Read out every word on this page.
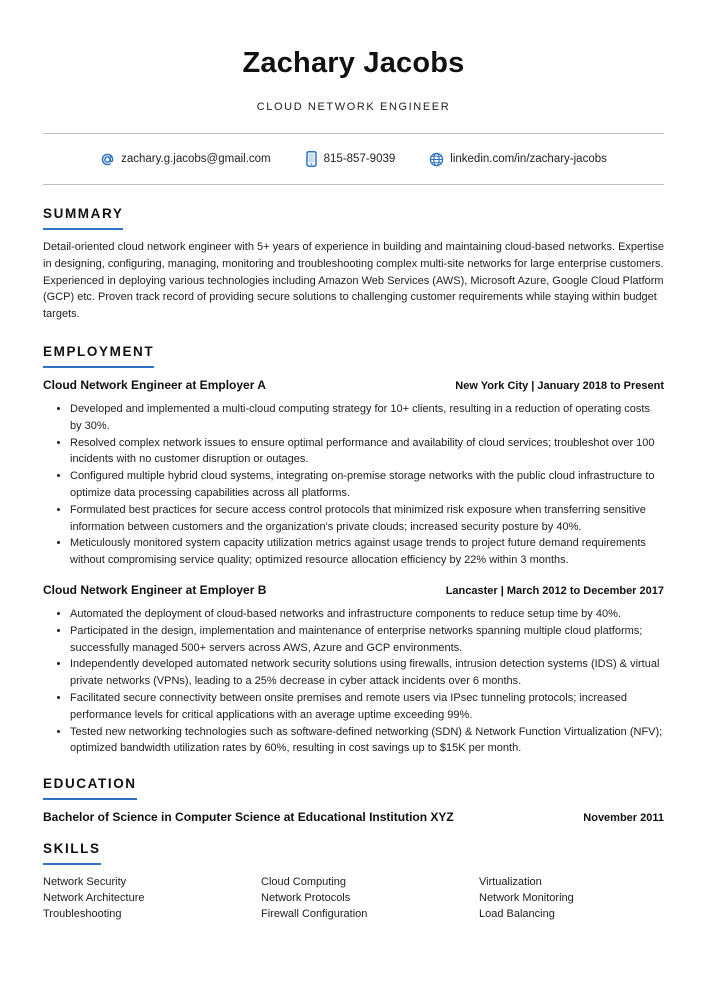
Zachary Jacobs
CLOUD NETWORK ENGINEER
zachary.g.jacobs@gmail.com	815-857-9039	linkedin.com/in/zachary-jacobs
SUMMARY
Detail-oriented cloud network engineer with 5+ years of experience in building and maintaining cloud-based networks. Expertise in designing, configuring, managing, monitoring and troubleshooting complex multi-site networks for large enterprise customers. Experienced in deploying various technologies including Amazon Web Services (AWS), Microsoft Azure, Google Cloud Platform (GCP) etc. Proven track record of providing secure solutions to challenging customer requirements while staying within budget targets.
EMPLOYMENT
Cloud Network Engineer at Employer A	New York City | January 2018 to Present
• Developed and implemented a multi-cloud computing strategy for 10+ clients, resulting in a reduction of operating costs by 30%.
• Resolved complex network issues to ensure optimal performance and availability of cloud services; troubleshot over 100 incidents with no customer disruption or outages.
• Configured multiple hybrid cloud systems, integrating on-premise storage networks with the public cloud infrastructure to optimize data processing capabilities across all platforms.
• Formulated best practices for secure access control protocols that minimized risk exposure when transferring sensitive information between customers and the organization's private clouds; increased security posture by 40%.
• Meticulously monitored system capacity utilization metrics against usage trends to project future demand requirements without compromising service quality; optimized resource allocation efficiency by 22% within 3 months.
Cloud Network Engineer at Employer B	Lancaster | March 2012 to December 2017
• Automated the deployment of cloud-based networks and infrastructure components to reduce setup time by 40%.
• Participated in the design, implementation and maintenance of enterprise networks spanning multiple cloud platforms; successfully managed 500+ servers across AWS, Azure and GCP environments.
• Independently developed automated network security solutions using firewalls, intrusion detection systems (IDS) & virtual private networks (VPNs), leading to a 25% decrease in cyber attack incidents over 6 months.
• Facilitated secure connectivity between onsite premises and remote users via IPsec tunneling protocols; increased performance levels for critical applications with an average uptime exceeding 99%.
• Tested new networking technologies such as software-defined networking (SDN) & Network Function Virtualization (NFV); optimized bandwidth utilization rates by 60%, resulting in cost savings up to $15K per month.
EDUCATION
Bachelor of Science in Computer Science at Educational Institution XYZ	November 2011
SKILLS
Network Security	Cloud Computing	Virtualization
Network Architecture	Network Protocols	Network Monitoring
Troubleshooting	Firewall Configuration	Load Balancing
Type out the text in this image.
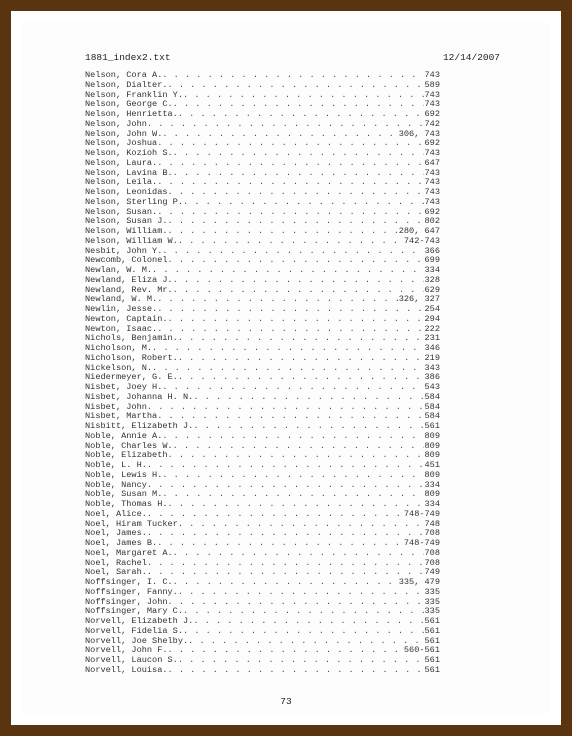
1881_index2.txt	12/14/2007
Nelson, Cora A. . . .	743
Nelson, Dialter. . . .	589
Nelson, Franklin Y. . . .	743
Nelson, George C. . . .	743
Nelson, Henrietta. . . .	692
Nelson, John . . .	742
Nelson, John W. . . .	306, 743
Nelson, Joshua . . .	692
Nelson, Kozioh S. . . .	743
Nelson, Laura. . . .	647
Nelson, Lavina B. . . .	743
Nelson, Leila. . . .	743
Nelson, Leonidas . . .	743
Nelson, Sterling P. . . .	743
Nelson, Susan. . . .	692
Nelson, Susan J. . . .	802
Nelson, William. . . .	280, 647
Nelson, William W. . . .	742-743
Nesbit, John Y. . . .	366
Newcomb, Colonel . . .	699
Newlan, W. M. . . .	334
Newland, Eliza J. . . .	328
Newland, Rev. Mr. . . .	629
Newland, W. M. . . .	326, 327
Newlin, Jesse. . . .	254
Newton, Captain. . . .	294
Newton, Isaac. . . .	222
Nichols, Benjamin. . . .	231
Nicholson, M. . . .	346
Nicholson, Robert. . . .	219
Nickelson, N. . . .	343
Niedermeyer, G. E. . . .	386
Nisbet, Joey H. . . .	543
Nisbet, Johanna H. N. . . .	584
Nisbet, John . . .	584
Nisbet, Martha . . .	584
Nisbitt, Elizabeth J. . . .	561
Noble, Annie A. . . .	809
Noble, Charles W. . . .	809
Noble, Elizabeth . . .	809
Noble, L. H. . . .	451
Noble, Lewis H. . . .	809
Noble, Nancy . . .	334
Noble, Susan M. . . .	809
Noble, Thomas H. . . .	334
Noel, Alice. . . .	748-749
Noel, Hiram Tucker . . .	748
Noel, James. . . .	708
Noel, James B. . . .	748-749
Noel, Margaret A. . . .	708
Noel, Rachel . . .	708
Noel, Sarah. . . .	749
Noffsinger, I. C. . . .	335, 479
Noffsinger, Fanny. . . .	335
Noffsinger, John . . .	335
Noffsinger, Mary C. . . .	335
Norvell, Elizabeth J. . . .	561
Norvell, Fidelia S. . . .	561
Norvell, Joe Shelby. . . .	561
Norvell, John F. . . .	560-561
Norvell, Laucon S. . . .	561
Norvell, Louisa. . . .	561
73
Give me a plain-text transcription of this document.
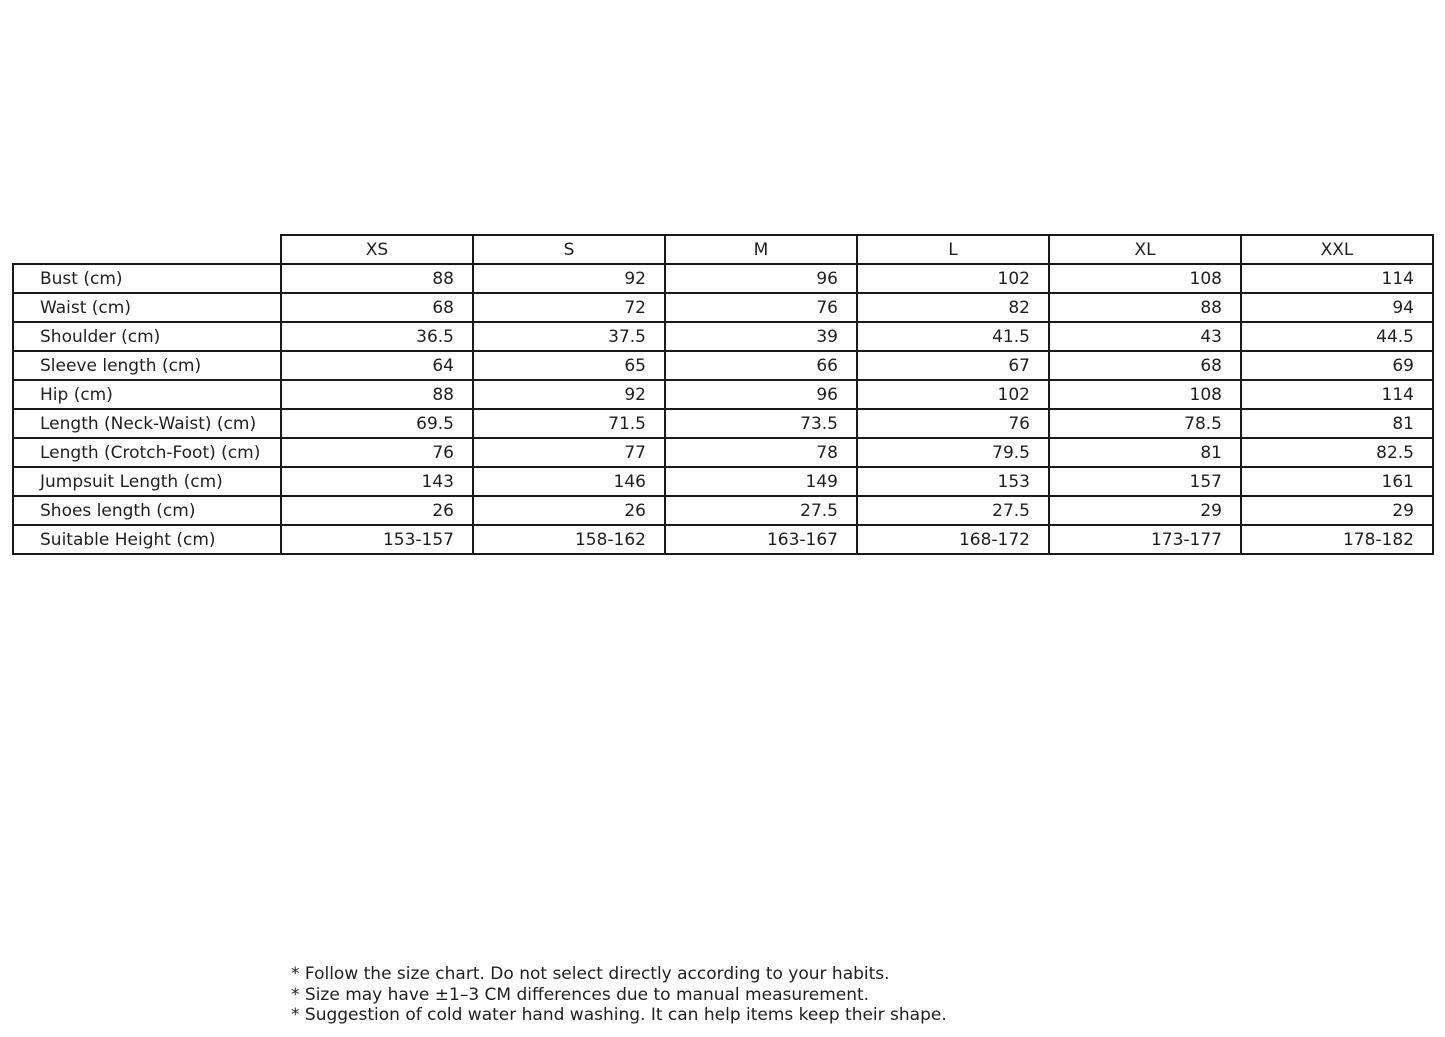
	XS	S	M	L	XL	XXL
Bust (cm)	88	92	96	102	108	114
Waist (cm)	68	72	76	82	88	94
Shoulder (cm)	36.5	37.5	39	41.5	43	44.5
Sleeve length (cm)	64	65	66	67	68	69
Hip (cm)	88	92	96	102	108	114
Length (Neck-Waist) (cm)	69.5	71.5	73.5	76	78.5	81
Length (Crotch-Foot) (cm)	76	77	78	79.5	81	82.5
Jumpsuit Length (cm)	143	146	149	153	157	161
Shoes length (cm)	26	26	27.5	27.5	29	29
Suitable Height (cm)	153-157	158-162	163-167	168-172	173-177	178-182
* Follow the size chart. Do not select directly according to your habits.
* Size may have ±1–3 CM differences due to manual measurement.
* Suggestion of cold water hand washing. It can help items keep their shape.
---
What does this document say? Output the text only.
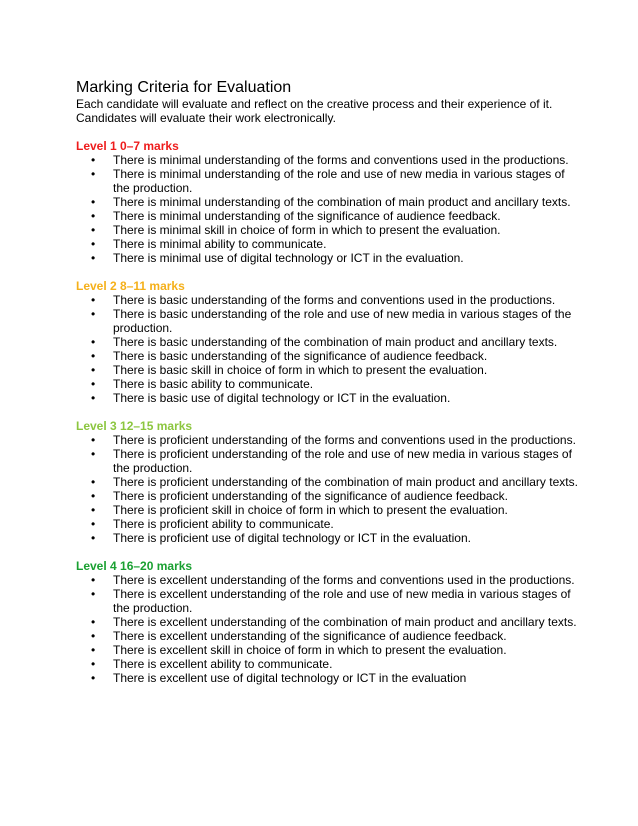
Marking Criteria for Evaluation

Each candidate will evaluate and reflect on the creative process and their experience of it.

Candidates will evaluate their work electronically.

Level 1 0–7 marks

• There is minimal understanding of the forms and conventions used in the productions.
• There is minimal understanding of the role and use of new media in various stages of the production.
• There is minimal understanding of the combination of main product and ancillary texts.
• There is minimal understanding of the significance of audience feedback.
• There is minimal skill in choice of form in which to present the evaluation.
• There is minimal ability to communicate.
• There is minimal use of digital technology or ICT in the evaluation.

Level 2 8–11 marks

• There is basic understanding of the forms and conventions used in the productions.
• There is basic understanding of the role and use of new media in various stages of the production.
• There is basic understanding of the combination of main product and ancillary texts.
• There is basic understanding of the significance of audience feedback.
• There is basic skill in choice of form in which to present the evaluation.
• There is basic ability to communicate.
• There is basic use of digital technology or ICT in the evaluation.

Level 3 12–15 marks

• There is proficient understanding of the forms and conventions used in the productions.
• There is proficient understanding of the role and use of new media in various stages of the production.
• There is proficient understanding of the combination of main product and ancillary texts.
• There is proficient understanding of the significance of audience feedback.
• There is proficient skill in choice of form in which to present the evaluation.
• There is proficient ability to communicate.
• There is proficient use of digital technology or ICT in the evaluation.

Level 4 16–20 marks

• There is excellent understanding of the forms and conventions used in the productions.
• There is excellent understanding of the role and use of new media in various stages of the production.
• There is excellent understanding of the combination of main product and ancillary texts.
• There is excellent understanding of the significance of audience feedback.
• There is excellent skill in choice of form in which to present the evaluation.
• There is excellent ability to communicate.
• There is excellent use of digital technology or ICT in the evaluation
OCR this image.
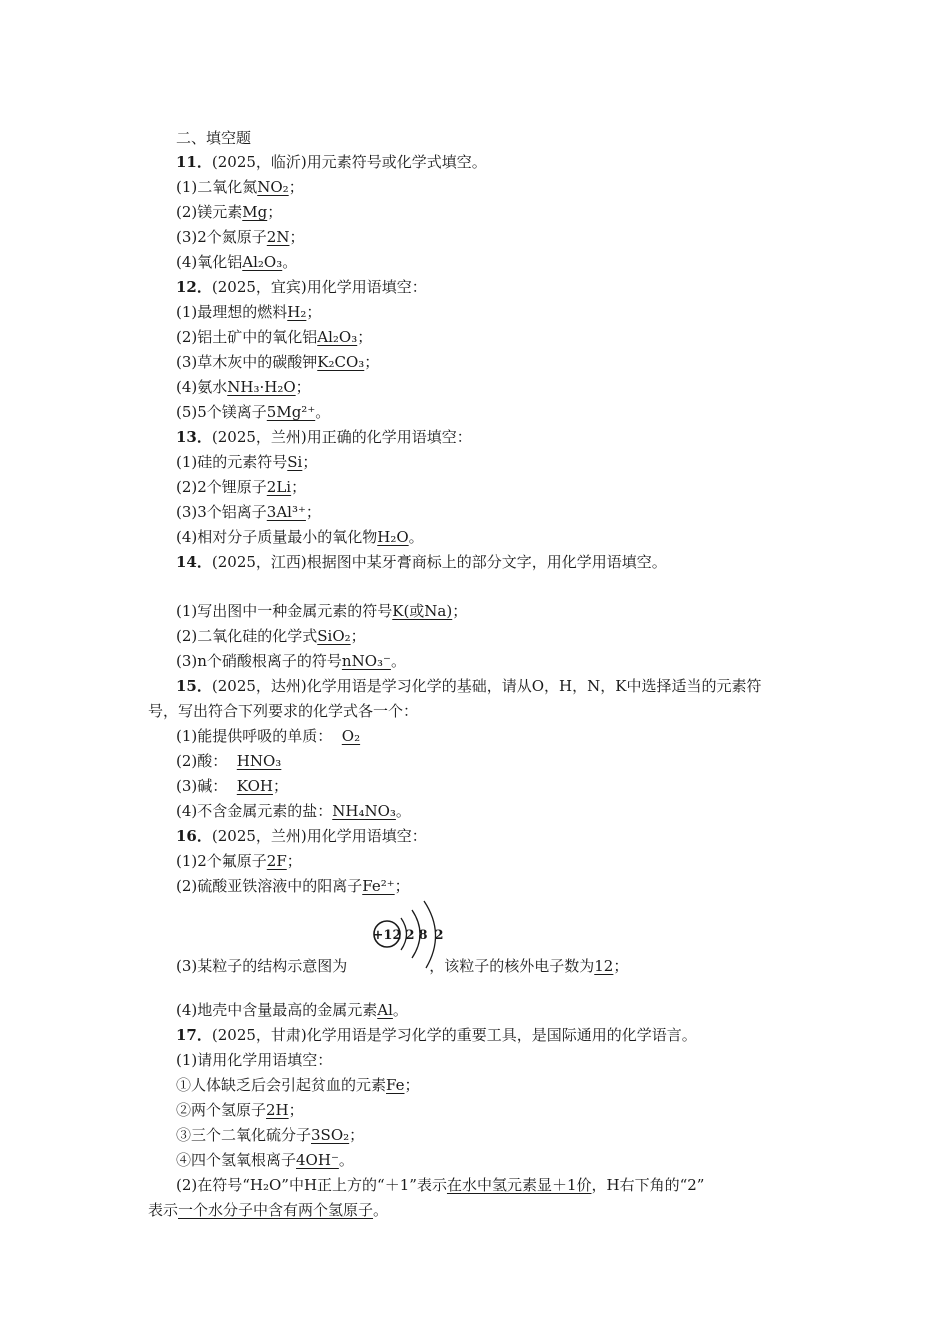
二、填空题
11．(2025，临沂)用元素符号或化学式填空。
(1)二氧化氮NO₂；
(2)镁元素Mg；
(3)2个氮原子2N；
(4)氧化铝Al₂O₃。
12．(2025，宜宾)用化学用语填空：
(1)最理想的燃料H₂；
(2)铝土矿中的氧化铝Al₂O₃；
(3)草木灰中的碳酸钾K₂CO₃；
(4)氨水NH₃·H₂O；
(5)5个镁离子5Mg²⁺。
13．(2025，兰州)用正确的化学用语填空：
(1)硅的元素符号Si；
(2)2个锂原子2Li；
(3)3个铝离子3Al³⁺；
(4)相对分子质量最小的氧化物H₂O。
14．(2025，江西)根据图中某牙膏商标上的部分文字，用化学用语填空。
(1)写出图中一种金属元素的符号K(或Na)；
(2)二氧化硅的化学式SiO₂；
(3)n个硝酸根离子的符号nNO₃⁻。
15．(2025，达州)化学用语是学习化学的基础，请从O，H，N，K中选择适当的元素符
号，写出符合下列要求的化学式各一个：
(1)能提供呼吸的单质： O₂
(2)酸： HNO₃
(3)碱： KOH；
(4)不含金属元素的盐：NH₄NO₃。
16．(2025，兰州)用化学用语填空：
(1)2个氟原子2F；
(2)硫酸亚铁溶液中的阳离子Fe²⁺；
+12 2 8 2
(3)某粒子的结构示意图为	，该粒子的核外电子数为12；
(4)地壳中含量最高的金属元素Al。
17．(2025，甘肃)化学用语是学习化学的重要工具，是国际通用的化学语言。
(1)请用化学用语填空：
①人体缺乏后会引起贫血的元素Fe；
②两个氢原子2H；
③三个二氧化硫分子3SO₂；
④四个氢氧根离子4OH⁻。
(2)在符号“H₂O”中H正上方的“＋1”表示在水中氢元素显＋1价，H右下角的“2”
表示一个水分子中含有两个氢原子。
==
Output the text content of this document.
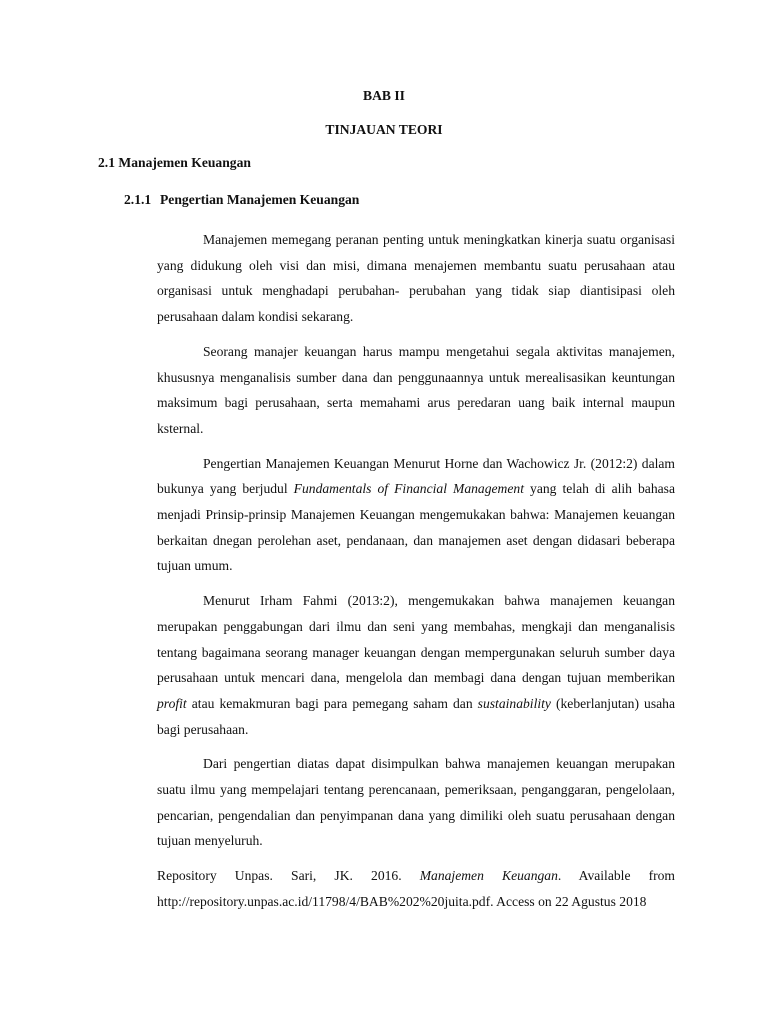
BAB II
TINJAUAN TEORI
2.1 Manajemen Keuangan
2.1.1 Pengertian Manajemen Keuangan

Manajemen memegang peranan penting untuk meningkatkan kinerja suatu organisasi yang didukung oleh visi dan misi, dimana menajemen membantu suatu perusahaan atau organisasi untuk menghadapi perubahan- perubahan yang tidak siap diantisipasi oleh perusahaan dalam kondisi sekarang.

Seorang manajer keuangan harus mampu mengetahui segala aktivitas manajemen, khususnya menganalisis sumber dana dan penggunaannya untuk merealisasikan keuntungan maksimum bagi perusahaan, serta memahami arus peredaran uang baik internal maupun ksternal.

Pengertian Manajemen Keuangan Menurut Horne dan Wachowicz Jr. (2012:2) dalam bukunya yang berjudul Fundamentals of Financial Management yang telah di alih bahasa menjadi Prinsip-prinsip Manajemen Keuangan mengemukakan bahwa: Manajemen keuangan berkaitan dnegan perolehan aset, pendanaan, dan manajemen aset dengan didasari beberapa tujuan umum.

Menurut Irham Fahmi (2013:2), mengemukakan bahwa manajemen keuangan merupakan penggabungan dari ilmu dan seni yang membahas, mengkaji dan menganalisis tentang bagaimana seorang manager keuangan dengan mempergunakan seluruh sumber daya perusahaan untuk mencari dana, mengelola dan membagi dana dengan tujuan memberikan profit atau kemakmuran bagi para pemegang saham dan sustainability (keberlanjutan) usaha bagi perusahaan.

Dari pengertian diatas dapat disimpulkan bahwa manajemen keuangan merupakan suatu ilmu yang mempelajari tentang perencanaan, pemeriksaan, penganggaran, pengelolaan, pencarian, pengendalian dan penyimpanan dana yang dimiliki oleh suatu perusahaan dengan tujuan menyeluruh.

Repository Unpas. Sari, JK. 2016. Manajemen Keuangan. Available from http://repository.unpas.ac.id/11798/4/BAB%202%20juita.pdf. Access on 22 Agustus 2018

* **To be done**
Check each line of the records above for the string "ancillary", and report every line that has it.

* **Task result**
• There is minimal understanding of the combination of main product and ancillary texts.
• There is basic understanding of the combination of main product and ancillary texts.
• There is proficient understanding of the combination of main product and ancillary texts.
• There is excellent understanding of the combination of main product and ancillary texts.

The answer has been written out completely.